◆ **Directions for this task**: Isolate every line in the records below with "населенных" in it.
─── Entries shown
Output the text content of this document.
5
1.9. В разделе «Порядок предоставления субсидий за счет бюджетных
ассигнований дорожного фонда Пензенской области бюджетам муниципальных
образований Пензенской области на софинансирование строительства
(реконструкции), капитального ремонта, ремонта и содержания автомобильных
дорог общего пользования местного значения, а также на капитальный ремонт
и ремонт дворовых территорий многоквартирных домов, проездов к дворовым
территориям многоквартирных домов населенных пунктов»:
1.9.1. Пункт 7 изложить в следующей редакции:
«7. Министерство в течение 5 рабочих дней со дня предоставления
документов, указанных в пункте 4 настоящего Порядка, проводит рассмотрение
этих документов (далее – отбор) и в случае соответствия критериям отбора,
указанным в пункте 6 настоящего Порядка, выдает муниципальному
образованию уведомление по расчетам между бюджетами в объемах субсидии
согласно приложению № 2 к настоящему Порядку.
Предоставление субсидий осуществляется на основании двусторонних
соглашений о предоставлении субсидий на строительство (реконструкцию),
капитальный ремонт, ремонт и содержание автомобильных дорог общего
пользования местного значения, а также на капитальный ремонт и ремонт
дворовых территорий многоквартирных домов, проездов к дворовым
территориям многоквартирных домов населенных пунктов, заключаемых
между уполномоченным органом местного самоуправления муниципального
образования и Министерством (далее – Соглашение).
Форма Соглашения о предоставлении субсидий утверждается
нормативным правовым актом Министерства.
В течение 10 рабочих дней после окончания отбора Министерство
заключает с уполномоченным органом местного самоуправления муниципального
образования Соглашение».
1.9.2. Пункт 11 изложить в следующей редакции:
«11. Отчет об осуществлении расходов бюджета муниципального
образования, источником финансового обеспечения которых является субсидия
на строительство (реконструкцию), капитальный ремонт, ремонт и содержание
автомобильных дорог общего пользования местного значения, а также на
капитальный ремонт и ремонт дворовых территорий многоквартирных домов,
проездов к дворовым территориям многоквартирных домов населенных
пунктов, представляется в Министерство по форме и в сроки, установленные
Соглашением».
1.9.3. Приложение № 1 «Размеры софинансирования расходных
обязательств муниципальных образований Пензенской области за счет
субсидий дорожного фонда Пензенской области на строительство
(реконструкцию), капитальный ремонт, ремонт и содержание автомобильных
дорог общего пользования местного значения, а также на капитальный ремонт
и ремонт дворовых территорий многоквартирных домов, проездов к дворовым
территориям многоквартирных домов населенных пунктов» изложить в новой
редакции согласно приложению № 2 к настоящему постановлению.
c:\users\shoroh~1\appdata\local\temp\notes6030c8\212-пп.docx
──────
◆ **Solution for this exercise**:
территориям многоквартирных домов населенных пунктов»:
территориям многоквартирных домов населенных пунктов, заключаемых
проездов к дворовым территориям многоквартирных домов населенных
территориям многоквартирных домов населенных пунктов» изложить в новой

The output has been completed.